(Figure record listings)
-- BEGIN --

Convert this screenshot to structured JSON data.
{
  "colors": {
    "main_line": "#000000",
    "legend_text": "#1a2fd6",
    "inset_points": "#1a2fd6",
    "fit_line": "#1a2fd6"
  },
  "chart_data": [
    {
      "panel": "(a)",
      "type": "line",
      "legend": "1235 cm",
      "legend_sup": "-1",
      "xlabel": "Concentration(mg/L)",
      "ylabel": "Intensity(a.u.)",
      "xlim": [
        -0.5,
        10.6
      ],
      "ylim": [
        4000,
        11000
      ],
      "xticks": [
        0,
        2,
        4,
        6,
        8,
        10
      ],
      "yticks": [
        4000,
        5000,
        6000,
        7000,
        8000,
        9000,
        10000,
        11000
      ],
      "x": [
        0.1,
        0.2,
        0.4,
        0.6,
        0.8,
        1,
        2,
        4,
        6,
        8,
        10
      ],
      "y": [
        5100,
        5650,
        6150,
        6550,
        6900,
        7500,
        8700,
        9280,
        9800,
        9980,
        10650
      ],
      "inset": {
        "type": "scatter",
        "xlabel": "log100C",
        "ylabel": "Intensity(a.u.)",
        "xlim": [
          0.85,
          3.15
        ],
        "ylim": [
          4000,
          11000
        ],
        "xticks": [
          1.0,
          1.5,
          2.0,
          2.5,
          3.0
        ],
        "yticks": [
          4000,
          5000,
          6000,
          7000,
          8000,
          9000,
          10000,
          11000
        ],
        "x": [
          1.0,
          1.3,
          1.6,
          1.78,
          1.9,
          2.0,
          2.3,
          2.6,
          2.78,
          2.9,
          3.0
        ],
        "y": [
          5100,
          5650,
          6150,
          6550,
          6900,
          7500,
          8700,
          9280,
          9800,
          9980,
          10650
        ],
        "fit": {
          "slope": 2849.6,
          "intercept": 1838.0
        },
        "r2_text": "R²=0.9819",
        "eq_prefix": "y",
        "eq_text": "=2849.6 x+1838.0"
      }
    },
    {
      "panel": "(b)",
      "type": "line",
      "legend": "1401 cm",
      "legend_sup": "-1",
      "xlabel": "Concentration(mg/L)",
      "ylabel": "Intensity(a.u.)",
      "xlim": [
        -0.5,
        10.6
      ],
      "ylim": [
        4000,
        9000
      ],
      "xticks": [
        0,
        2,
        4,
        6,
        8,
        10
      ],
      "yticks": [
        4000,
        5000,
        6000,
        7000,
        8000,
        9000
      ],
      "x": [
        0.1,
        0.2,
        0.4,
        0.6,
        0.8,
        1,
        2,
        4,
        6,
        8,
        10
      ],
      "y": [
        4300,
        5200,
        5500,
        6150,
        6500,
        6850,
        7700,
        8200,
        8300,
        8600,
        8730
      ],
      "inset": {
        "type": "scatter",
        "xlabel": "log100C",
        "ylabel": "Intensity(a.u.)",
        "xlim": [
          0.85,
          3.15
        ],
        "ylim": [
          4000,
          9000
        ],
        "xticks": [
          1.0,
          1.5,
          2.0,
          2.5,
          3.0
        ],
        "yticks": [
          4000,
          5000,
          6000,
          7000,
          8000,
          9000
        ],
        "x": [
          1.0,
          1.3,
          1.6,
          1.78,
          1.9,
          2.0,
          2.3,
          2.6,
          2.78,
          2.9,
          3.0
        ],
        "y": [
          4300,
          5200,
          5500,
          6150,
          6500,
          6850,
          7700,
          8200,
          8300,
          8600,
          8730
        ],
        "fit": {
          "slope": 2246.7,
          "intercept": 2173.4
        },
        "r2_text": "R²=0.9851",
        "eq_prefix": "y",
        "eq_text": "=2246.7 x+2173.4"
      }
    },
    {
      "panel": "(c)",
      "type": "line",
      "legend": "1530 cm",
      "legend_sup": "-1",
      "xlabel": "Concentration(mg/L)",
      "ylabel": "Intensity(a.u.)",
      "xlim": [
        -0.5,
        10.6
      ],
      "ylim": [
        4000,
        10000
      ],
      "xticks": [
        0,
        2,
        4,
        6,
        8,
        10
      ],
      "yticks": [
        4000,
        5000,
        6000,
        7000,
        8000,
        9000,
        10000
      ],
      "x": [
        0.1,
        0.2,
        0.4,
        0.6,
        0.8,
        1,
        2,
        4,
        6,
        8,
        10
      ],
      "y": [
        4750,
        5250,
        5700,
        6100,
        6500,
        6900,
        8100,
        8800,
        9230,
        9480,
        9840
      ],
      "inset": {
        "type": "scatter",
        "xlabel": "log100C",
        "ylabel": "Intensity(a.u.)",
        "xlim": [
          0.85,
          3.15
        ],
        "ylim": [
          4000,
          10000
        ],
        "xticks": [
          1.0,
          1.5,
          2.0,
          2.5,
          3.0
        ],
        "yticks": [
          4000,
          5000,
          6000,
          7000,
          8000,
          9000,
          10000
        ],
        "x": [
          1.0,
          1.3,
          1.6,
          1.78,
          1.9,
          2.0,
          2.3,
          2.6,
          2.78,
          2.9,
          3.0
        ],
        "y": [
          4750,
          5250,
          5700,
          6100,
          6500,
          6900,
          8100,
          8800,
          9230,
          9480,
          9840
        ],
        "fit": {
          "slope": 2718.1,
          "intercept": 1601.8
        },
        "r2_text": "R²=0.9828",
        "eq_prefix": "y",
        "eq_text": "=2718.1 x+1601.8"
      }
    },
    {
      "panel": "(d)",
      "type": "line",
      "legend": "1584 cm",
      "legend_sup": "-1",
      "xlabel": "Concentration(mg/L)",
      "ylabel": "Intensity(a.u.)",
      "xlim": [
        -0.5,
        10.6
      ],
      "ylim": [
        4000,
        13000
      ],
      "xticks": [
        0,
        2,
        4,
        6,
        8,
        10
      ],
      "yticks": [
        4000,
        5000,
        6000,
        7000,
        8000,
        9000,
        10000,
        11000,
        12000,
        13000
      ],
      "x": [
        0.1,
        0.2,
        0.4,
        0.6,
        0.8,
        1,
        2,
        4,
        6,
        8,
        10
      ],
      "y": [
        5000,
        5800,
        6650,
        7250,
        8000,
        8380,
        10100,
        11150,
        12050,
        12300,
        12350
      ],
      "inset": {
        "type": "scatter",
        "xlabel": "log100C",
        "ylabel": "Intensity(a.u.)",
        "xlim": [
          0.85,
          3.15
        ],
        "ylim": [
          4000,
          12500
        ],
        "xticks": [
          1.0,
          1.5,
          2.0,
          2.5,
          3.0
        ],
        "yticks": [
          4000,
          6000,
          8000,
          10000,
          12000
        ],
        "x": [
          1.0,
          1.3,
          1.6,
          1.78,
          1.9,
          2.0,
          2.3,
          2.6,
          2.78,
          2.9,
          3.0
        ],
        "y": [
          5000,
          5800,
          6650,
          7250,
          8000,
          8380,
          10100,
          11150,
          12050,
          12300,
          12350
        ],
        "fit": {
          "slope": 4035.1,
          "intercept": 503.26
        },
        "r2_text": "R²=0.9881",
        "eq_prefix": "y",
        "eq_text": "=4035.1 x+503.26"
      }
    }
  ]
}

-- END --

Copy out every line of the data above, exactly as given.

Convert this screenshot to structured JSON data.
{
  "colors": {
    "main_line": "#000000",
    "legend_text": "#1a2fd6",
    "inset_points": "#1a2fd6",
    "fit_line": "#1a2fd6"
  },
  "chart_data": [
    {
      "panel": "(a)",
      "type": "line",
      "legend": "1235 cm",
      "legend_sup": "-1",
      "xlabel": "Concentration(mg/L)",
      "ylabel": "Intensity(a.u.)",
      "xlim": [
        -0.5,
        10.6
      ],
      "ylim": [
        4000,
        11000
      ],
      "xticks": [
        0,
        2,
        4,
        6,
        8,
        10
      ],
      "yticks": [
        4000,
        5000,
        6000,
        7000,
        8000,
        9000,
        10000,
        11000
      ],
      "x": [
        0.1,
        0.2,
        0.4,
        0.6,
        0.8,
        1,
        2,
        4,
        6,
        8,
        10
      ],
      "y": [
        5100,
        5650,
        6150,
        6550,
        6900,
        7500,
        8700,
        9280,
        9800,
        9980,
        10650
      ],
      "inset": {
        "type": "scatter",
        "xlabel": "log100C",
        "ylabel": "Intensity(a.u.)",
        "xlim": [
          0.85,
          3.15
        ],
        "ylim": [
          4000,
          11000
        ],
        "xticks": [
          1.0,
          1.5,
          2.0,
          2.5,
          3.0
        ],
        "yticks": [
          4000,
          5000,
          6000,
          7000,
          8000,
          9000,
          10000,
          11000
        ],
        "x": [
          1.0,
          1.3,
          1.6,
          1.78,
          1.9,
          2.0,
          2.3,
          2.6,
          2.78,
          2.9,
          3.0
        ],
        "y": [
          5100,
          5650,
          6150,
          6550,
          6900,
          7500,
          8700,
          9280,
          9800,
          9980,
          10650
        ],
        "fit": {
          "slope": 2849.6,
          "intercept": 1838.0
        },
        "r2_text": "R²=0.9819",
        "eq_prefix": "y",
        "eq_text": "=2849.6 x+1838.0"
      }
    },
    {
      "panel": "(b)",
      "type": "line",
      "legend": "1401 cm",
      "legend_sup": "-1",
      "xlabel": "Concentration(mg/L)",
      "ylabel": "Intensity(a.u.)",
      "xlim": [
        -0.5,
        10.6
      ],
      "ylim": [
        4000,
        9000
      ],
      "xticks": [
        0,
        2,
        4,
        6,
        8,
        10
      ],
      "yticks": [
        4000,
        5000,
        6000,
        7000,
        8000,
        9000
      ],
      "x": [
        0.1,
        0.2,
        0.4,
        0.6,
        0.8,
        1,
        2,
        4,
        6,
        8,
        10
      ],
      "y": [
        4300,
        5200,
        5500,
        6150,
        6500,
        6850,
        7700,
        8200,
        8300,
        8600,
        8730
      ],
      "inset": {
        "type": "scatter",
        "xlabel": "log100C",
        "ylabel": "Intensity(a.u.)",
        "xlim": [
          0.85,
          3.15
        ],
        "ylim": [
          4000,
          9000
        ],
        "xticks": [
          1.0,
          1.5,
          2.0,
          2.5,
          3.0
        ],
        "yticks": [
          4000,
          5000,
          6000,
          7000,
          8000,
          9000
        ],
        "x": [
          1.0,
          1.3,
          1.6,
          1.78,
          1.9,
          2.0,
          2.3,
          2.6,
          2.78,
          2.9,
          3.0
        ],
        "y": [
          4300,
          5200,
          5500,
          6150,
          6500,
          6850,
          7700,
          8200,
          8300,
          8600,
          8730
        ],
        "fit": {
          "slope": 2246.7,
          "intercept": 2173.4
        },
        "r2_text": "R²=0.9851",
        "eq_prefix": "y",
        "eq_text": "=2246.7 x+2173.4"
      }
    },
    {
      "panel": "(c)",
      "type": "line",
      "legend": "1530 cm",
      "legend_sup": "-1",
      "xlabel": "Concentration(mg/L)",
      "ylabel": "Intensity(a.u.)",
      "xlim": [
        -0.5,
        10.6
      ],
      "ylim": [
        4000,
        10000
      ],
      "xticks": [
        0,
        2,
        4,
        6,
        8,
        10
      ],
      "yticks": [
        4000,
        5000,
        6000,
        7000,
        8000,
        9000,
        10000
      ],
      "x": [
        0.1,
        0.2,
        0.4,
        0.6,
        0.8,
        1,
        2,
        4,
        6,
        8,
        10
      ],
      "y": [
        4750,
        5250,
        5700,
        6100,
        6500,
        6900,
        8100,
        8800,
        9230,
        9480,
        9840
      ],
      "inset": {
        "type": "scatter",
        "xlabel": "log100C",
        "ylabel": "Intensity(a.u.)",
        "xlim": [
          0.85,
          3.15
        ],
        "ylim": [
          4000,
          10000
        ],
        "xticks": [
          1.0,
          1.5,
          2.0,
          2.5,
          3.0
        ],
        "yticks": [
          4000,
          5000,
          6000,
          7000,
          8000,
          9000,
          10000
        ],
        "x": [
          1.0,
          1.3,
          1.6,
          1.78,
          1.9,
          2.0,
          2.3,
          2.6,
          2.78,
          2.9,
          3.0
        ],
        "y": [
          4750,
          5250,
          5700,
          6100,
          6500,
          6900,
          8100,
          8800,
          9230,
          9480,
          9840
        ],
        "fit": {
          "slope": 2718.1,
          "intercept": 1601.8
        },
        "r2_text": "R²=0.9828",
        "eq_prefix": "y",
        "eq_text": "=2718.1 x+1601.8"
      }
    },
    {
      "panel": "(d)",
      "type": "line",
      "legend": "1584 cm",
      "legend_sup": "-1",
      "xlabel": "Concentration(mg/L)",
      "ylabel": "Intensity(a.u.)",
      "xlim": [
        -0.5,
        10.6
      ],
      "ylim": [
        4000,
        13000
      ],
      "xticks": [
        0,
        2,
        4,
        6,
        8,
        10
      ],
      "yticks": [
        4000,
        5000,
        6000,
        7000,
        8000,
        9000,
        10000,
        11000,
        12000,
        13000
      ],
      "x": [
        0.1,
        0.2,
        0.4,
        0.6,
        0.8,
        1,
        2,
        4,
        6,
        8,
        10
      ],
      "y": [
        5000,
        5800,
        6650,
        7250,
        8000,
        8380,
        10100,
        11150,
        12050,
        12300,
        12350
      ],
      "inset": {
        "type": "scatter",
        "xlabel": "log100C",
        "ylabel": "Intensity(a.u.)",
        "xlim": [
          0.85,
          3.15
        ],
        "ylim": [
          4000,
          12500
        ],
        "xticks": [
          1.0,
          1.5,
          2.0,
          2.5,
          3.0
        ],
        "yticks": [
          4000,
          6000,
          8000,
          10000,
          12000
        ],
        "x": [
          1.0,
          1.3,
          1.6,
          1.78,
          1.9,
          2.0,
          2.3,
          2.6,
          2.78,
          2.9,
          3.0
        ],
        "y": [
          5000,
          5800,
          6650,
          7250,
          8000,
          8380,
          10100,
          11150,
          12050,
          12300,
          12350
        ],
        "fit": {
          "slope": 4035.1,
          "intercept": 503.26
        },
        "r2_text": "R²=0.9881",
        "eq_prefix": "y",
        "eq_text": "=4035.1 x+503.26"
      }
    }
  ]
}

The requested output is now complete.